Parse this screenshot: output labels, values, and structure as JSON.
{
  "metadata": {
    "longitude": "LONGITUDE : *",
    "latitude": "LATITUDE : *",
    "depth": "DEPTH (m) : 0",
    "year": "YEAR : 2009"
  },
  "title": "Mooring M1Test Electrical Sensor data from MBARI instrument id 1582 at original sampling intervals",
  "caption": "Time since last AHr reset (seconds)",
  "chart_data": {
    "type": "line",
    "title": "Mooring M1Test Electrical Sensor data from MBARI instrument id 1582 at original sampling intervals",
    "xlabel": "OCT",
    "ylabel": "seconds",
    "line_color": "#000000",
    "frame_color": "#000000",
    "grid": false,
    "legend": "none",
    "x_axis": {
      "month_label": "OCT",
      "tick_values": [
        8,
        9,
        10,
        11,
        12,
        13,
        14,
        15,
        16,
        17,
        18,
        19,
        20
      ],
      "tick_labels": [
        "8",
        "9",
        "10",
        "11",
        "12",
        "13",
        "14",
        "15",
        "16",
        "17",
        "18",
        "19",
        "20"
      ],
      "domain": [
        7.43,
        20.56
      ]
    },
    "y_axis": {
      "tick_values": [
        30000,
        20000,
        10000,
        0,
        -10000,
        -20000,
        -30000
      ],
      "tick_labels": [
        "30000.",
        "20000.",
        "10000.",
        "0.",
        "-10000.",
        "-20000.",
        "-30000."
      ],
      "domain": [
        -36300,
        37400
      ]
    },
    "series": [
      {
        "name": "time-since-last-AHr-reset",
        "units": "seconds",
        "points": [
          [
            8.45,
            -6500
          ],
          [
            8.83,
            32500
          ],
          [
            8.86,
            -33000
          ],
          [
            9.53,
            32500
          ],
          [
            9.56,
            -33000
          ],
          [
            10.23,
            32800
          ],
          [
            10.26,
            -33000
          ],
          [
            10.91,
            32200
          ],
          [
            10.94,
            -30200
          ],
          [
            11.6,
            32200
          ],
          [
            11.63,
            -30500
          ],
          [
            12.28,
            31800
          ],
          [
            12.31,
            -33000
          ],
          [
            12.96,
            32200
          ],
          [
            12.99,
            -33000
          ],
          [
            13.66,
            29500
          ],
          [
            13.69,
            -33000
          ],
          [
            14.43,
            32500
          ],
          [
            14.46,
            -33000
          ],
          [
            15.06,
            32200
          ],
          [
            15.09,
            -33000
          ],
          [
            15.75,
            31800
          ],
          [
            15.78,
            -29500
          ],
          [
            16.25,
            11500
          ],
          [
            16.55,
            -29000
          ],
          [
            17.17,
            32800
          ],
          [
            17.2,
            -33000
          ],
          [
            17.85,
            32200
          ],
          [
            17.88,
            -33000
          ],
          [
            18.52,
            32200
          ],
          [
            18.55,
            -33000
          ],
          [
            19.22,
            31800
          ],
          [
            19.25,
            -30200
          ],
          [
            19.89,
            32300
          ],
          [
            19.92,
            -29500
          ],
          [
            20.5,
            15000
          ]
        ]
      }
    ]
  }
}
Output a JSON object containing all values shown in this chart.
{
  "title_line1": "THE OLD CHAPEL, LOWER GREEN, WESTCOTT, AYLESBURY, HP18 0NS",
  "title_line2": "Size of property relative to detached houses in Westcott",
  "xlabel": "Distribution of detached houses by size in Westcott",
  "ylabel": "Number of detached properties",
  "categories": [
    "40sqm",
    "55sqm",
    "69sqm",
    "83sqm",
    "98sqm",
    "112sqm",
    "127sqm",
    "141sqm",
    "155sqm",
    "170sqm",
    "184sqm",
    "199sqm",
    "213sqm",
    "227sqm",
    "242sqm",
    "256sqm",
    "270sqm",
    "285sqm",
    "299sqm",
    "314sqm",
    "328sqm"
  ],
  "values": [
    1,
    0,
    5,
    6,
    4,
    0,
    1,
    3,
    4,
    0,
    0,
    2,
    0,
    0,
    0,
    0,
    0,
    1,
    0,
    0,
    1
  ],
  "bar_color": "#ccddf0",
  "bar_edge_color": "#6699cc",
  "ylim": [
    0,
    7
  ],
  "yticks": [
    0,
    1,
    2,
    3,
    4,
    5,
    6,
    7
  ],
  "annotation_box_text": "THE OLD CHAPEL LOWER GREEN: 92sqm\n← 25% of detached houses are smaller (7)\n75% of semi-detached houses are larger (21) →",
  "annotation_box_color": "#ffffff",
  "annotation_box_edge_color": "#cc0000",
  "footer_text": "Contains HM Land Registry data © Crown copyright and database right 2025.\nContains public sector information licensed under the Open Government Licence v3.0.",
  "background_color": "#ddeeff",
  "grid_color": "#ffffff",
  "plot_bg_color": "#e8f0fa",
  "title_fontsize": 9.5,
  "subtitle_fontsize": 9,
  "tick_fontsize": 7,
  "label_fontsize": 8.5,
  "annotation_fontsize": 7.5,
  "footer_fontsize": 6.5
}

Written instruction:
Every entry must be output again, exactly as written above.

Solved exercise:
Parse this screenshot: output labels, values, and structure as JSON.
{
  "metadata": {
    "longitude": "LONGITUDE : *",
    "latitude": "LATITUDE : *",
    "depth": "DEPTH (m) : 0",
    "year": "YEAR : 2009"
  },
  "title": "Mooring M1Test Electrical Sensor data from MBARI instrument id 1582 at original sampling intervals",
  "caption": "Time since last AHr reset (seconds)",
  "chart_data": {
    "type": "line",
    "title": "Mooring M1Test Electrical Sensor data from MBARI instrument id 1582 at original sampling intervals",
    "xlabel": "OCT",
    "ylabel": "seconds",
    "line_color": "#000000",
    "frame_color": "#000000",
    "grid": false,
    "legend": "none",
    "x_axis": {
      "month_label": "OCT",
      "tick_values": [
        8,
        9,
        10,
        11,
        12,
        13,
        14,
        15,
        16,
        17,
        18,
        19,
        20
      ],
      "tick_labels": [
        "8",
        "9",
        "10",
        "11",
        "12",
        "13",
        "14",
        "15",
        "16",
        "17",
        "18",
        "19",
        "20"
      ],
      "domain": [
        7.43,
        20.56
      ]
    },
    "y_axis": {
      "tick_values": [
        30000,
        20000,
        10000,
        0,
        -10000,
        -20000,
        -30000
      ],
      "tick_labels": [
        "30000.",
        "20000.",
        "10000.",
        "0.",
        "-10000.",
        "-20000.",
        "-30000."
      ],
      "domain": [
        -36300,
        37400
      ]
    },
    "series": [
      {
        "name": "time-since-last-AHr-reset",
        "units": "seconds",
        "points": [
          [
            8.45,
            -6500
          ],
          [
            8.83,
            32500
          ],
          [
            8.86,
            -33000
          ],
          [
            9.53,
            32500
          ],
          [
            9.56,
            -33000
          ],
          [
            10.23,
            32800
          ],
          [
            10.26,
            -33000
          ],
          [
            10.91,
            32200
          ],
          [
            10.94,
            -30200
          ],
          [
            11.6,
            32200
          ],
          [
            11.63,
            -30500
          ],
          [
            12.28,
            31800
          ],
          [
            12.31,
            -33000
          ],
          [
            12.96,
            32200
          ],
          [
            12.99,
            -33000
          ],
          [
            13.66,
            29500
          ],
          [
            13.69,
            -33000
          ],
          [
            14.43,
            32500
          ],
          [
            14.46,
            -33000
          ],
          [
            15.06,
            32200
          ],
          [
            15.09,
            -33000
          ],
          [
            15.75,
            31800
          ],
          [
            15.78,
            -29500
          ],
          [
            16.25,
            11500
          ],
          [
            16.55,
            -29000
          ],
          [
            17.17,
            32800
          ],
          [
            17.2,
            -33000
          ],
          [
            17.85,
            32200
          ],
          [
            17.88,
            -33000
          ],
          [
            18.52,
            32200
          ],
          [
            18.55,
            -33000
          ],
          [
            19.22,
            31800
          ],
          [
            19.25,
            -30200
          ],
          [
            19.89,
            32300
          ],
          [
            19.92,
            -29500
          ],
          [
            20.5,
            15000
          ]
        ]
      }
    ]
  }
}
Output a JSON object containing all values shown in this chart.
{
  "title_line1": "THE OLD CHAPEL, LOWER GREEN, WESTCOTT, AYLESBURY, HP18 0NS",
  "title_line2": "Size of property relative to detached houses in Westcott",
  "xlabel": "Distribution of detached houses by size in Westcott",
  "ylabel": "Number of detached properties",
  "categories": [
    "40sqm",
    "55sqm",
    "69sqm",
    "83sqm",
    "98sqm",
    "112sqm",
    "127sqm",
    "141sqm",
    "155sqm",
    "170sqm",
    "184sqm",
    "199sqm",
    "213sqm",
    "227sqm",
    "242sqm",
    "256sqm",
    "270sqm",
    "285sqm",
    "299sqm",
    "314sqm",
    "328sqm"
  ],
  "values": [
    1,
    0,
    5,
    6,
    4,
    0,
    1,
    3,
    4,
    0,
    0,
    2,
    0,
    0,
    0,
    0,
    0,
    1,
    0,
    0,
    1
  ],
  "bar_color": "#ccddf0",
  "bar_edge_color": "#6699cc",
  "ylim": [
    0,
    7
  ],
  "yticks": [
    0,
    1,
    2,
    3,
    4,
    5,
    6,
    7
  ],
  "annotation_box_text": "THE OLD CHAPEL LOWER GREEN: 92sqm\n← 25% of detached houses are smaller (7)\n75% of semi-detached houses are larger (21) →",
  "annotation_box_color": "#ffffff",
  "annotation_box_edge_color": "#cc0000",
  "footer_text": "Contains HM Land Registry data © Crown copyright and database right 2025.\nContains public sector information licensed under the Open Government Licence v3.0.",
  "background_color": "#ddeeff",
  "grid_color": "#ffffff",
  "plot_bg_color": "#e8f0fa",
  "title_fontsize": 9.5,
  "subtitle_fontsize": 9,
  "tick_fontsize": 7,
  "label_fontsize": 8.5,
  "annotation_fontsize": 7.5,
  "footer_fontsize": 6.5
}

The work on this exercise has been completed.